* **AIM**:
Copy out exactly the lines from the one containing "OCR this image." through the end of the records, and no pictures.

* **RAW RECORDS**:
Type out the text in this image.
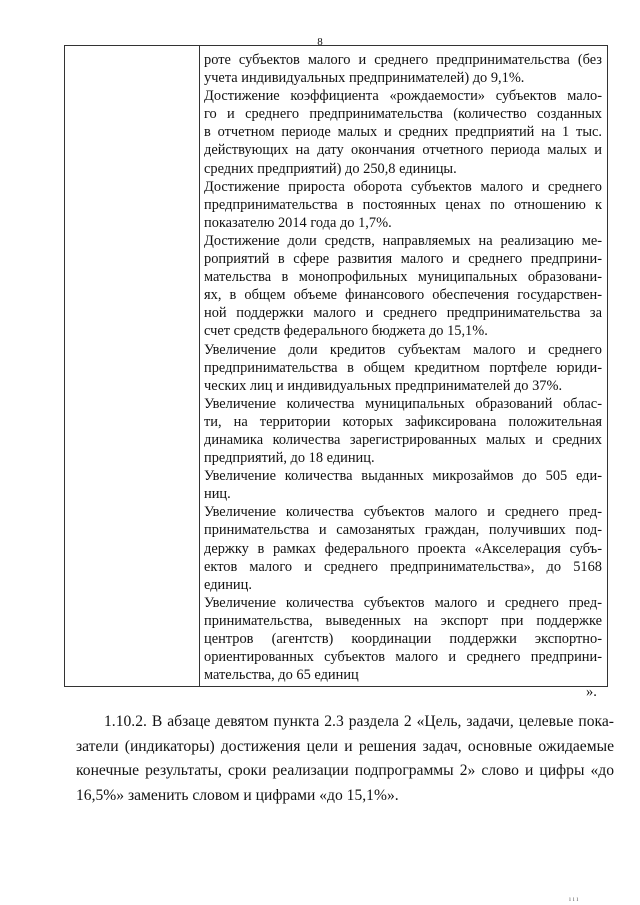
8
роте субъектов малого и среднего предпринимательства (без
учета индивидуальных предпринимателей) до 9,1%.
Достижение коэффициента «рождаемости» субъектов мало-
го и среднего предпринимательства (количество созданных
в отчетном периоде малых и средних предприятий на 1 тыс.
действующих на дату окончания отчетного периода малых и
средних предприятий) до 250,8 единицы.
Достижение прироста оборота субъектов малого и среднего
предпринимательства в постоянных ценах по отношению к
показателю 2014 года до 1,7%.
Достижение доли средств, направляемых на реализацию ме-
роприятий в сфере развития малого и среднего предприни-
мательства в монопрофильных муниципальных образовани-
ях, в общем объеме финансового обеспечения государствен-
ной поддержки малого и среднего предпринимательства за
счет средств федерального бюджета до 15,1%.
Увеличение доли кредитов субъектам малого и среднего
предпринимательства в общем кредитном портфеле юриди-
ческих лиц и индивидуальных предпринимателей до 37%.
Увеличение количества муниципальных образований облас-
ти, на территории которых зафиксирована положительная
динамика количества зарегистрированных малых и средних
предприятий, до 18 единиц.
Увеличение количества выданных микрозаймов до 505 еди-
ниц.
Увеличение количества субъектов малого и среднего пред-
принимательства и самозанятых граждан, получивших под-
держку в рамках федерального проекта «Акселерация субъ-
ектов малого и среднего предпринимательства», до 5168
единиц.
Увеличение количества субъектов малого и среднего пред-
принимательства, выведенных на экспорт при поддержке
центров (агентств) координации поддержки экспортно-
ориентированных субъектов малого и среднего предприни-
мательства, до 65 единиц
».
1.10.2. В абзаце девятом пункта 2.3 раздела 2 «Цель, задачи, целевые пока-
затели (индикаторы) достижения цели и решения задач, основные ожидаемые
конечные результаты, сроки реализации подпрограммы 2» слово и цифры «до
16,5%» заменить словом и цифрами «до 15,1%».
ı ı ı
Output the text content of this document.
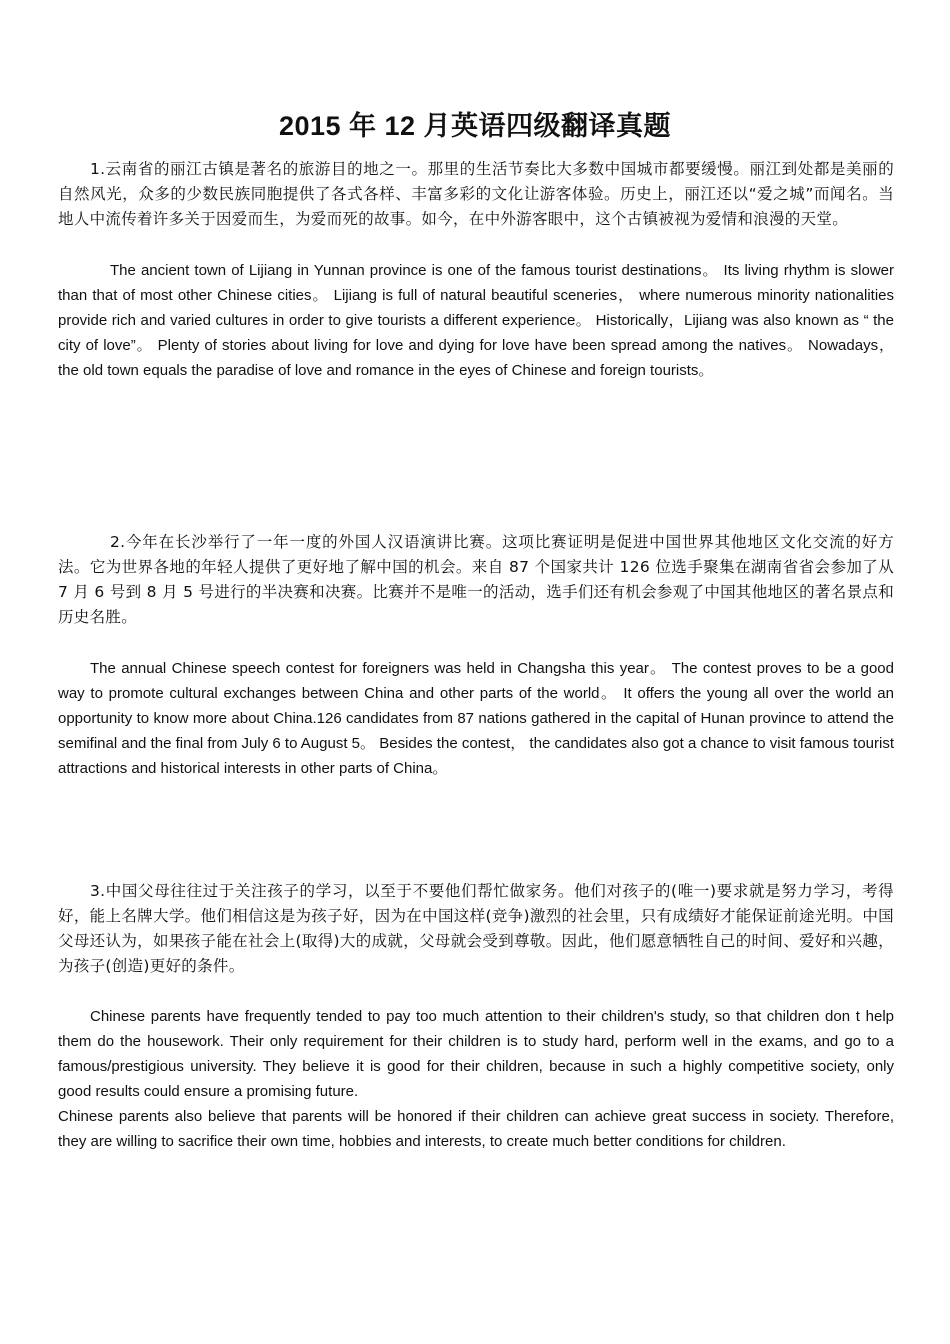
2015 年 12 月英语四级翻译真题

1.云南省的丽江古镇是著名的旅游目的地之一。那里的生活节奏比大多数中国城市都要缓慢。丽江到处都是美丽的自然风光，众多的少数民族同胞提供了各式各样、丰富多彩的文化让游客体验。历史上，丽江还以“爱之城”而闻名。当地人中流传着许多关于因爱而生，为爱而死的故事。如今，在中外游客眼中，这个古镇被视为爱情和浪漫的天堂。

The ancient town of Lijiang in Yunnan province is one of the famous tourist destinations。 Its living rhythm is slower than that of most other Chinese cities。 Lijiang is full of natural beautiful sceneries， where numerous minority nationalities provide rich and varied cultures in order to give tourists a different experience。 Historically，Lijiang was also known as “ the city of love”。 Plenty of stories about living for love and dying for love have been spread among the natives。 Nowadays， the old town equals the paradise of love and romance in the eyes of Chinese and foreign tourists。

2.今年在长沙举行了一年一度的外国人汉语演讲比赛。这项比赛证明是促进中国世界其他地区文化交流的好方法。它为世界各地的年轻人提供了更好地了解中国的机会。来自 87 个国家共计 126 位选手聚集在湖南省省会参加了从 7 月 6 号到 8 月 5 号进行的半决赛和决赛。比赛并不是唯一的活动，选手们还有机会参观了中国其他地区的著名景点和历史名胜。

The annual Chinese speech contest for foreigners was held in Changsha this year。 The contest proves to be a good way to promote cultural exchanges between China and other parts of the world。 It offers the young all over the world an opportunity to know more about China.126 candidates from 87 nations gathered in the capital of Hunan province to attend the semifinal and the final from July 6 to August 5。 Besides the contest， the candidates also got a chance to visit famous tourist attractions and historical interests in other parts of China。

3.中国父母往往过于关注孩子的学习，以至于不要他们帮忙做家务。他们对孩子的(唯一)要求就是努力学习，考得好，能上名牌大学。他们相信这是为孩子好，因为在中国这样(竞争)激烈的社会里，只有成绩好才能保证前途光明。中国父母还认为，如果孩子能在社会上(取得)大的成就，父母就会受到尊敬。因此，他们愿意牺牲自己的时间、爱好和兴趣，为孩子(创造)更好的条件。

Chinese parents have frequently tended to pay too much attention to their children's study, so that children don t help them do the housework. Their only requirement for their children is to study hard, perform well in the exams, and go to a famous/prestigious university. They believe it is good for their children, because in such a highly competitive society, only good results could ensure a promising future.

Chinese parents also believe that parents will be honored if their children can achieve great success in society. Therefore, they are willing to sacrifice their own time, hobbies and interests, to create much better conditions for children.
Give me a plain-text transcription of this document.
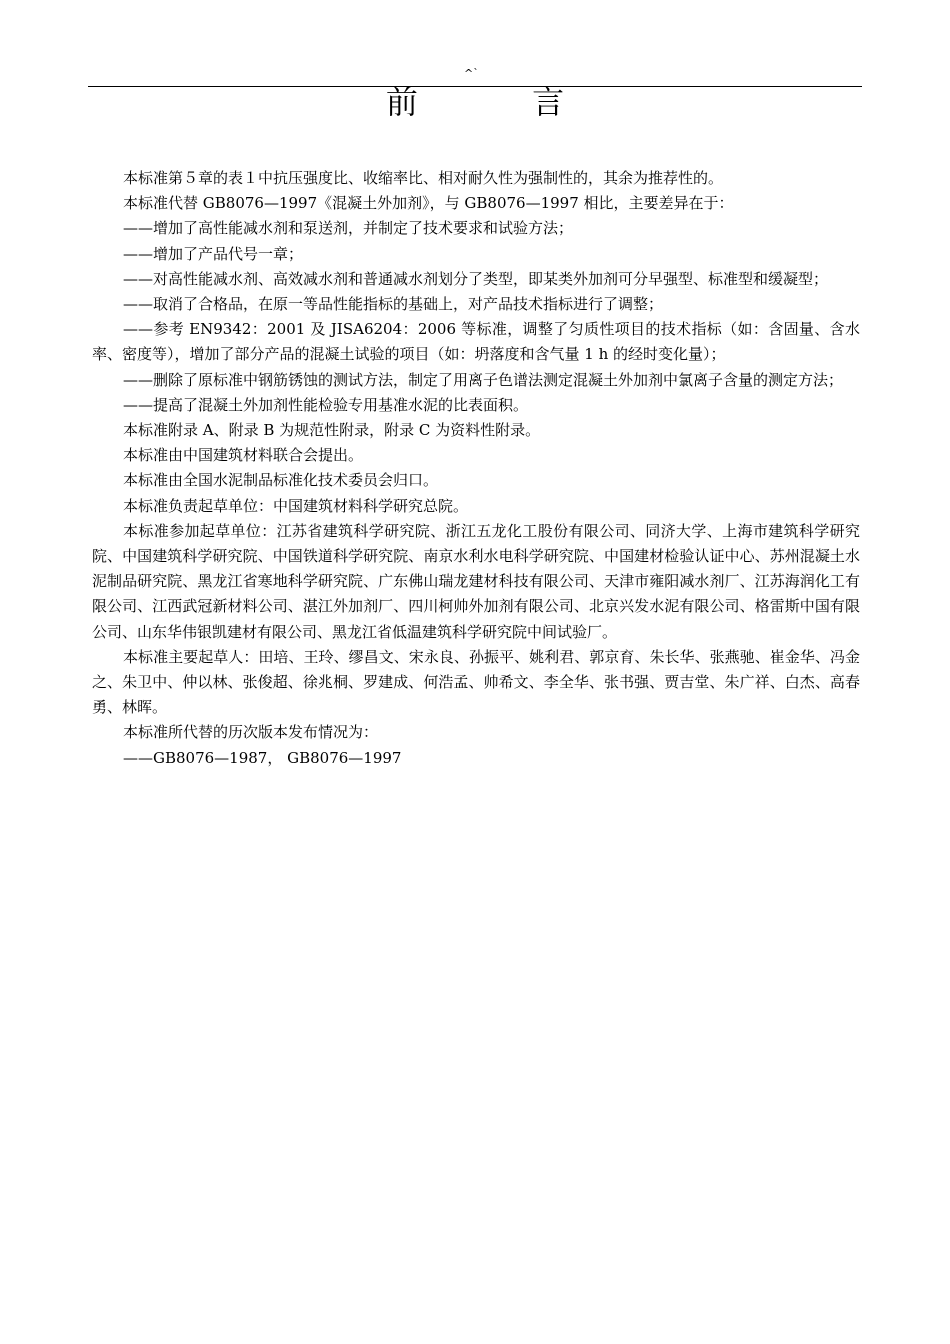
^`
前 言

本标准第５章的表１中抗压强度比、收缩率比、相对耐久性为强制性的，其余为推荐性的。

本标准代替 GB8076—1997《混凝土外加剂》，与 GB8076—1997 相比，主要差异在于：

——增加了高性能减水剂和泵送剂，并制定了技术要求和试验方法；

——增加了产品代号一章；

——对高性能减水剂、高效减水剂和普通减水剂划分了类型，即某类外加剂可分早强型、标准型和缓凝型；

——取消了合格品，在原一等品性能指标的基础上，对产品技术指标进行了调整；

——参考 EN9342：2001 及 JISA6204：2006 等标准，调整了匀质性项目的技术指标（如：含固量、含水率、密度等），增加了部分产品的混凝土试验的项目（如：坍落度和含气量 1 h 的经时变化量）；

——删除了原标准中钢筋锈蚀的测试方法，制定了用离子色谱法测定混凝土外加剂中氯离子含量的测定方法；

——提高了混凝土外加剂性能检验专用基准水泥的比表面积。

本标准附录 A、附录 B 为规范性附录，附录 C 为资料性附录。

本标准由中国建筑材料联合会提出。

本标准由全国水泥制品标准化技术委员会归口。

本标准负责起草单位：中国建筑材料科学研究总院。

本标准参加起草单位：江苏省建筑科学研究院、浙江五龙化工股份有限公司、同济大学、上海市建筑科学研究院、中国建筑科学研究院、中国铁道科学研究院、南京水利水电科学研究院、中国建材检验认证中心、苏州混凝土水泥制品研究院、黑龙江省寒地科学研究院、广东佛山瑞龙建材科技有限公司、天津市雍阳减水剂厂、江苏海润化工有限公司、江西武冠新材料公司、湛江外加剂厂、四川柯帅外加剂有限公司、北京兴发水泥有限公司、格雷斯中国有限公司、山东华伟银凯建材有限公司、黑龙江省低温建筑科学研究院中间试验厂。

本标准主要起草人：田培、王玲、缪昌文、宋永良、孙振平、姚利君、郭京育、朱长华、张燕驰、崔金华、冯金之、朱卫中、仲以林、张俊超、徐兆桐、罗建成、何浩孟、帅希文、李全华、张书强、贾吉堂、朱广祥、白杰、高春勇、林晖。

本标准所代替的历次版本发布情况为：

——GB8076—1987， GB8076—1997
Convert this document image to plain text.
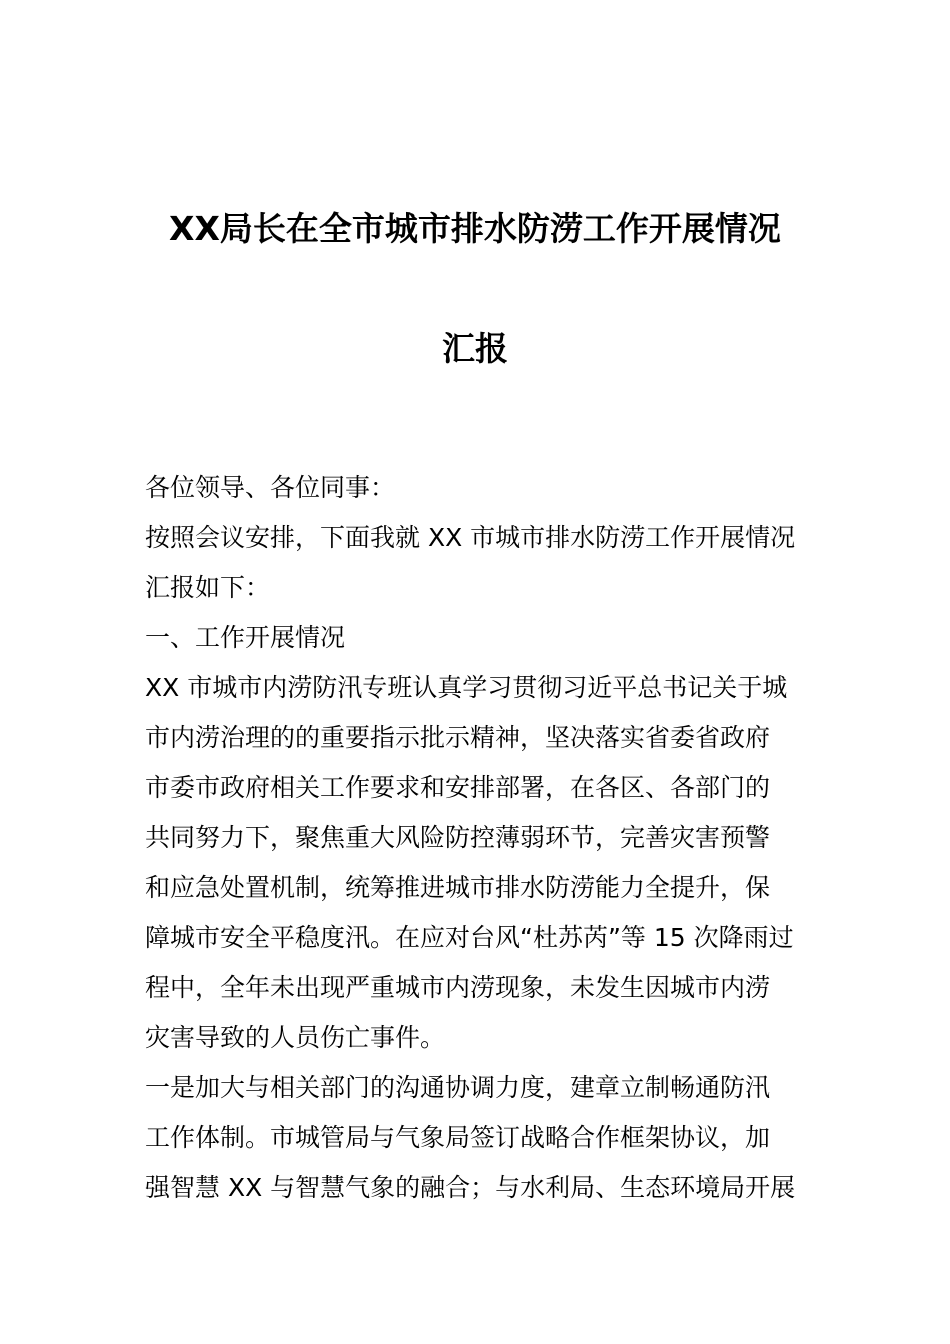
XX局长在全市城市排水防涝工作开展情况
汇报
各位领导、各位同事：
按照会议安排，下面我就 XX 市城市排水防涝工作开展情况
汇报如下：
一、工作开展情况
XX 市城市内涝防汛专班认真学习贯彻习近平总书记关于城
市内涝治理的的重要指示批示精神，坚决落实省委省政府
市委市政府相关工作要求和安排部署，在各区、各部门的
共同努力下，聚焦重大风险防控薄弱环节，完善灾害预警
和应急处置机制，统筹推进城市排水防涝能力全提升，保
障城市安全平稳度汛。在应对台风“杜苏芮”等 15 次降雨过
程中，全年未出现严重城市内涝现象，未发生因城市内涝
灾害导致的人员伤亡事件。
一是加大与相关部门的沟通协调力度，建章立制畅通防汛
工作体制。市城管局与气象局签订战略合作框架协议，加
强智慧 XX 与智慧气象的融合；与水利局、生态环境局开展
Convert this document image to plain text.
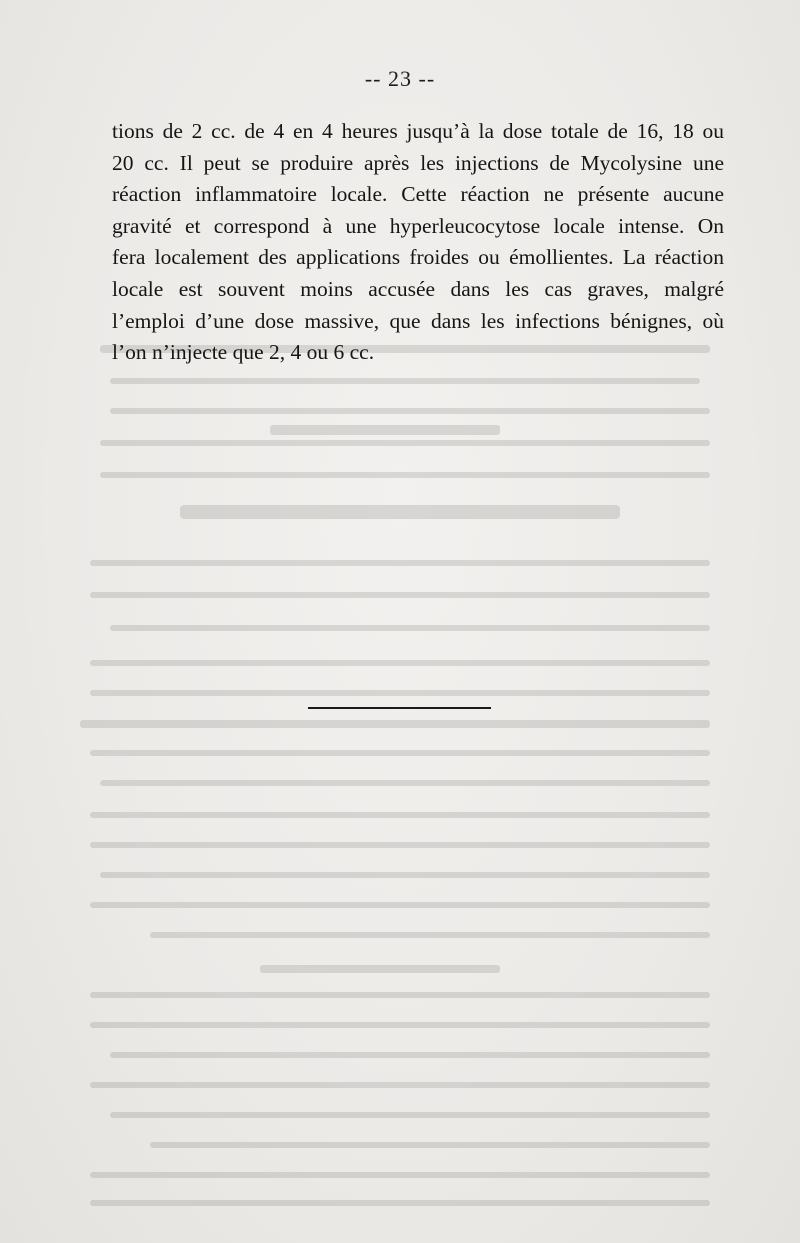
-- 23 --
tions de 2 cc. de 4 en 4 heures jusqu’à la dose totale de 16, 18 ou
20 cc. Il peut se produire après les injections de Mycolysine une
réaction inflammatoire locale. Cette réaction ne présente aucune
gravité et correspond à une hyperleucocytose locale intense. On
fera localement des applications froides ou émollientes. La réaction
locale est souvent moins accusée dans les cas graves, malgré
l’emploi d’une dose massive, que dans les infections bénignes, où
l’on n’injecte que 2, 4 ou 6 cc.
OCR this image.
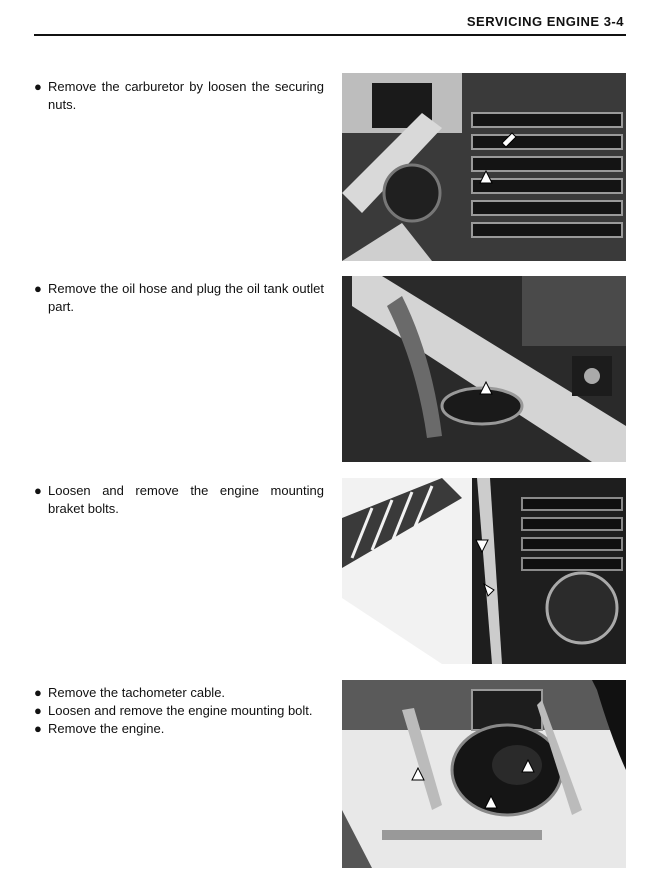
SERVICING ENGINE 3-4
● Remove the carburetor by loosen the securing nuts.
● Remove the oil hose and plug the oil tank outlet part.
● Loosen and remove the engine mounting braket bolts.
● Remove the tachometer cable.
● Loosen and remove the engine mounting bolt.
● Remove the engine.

* **EXERCISE RESULT**:
OCR this image.
SERVICING ENGINE 3-4
● Remove the carburetor by loosen the securing nuts.
● Remove the oil hose and plug the oil tank outlet part.
● Loosen and remove the engine mounting braket bolts.
● Remove the tachometer cable.
● Loosen and remove the engine mounting bolt.
● Remove the engine.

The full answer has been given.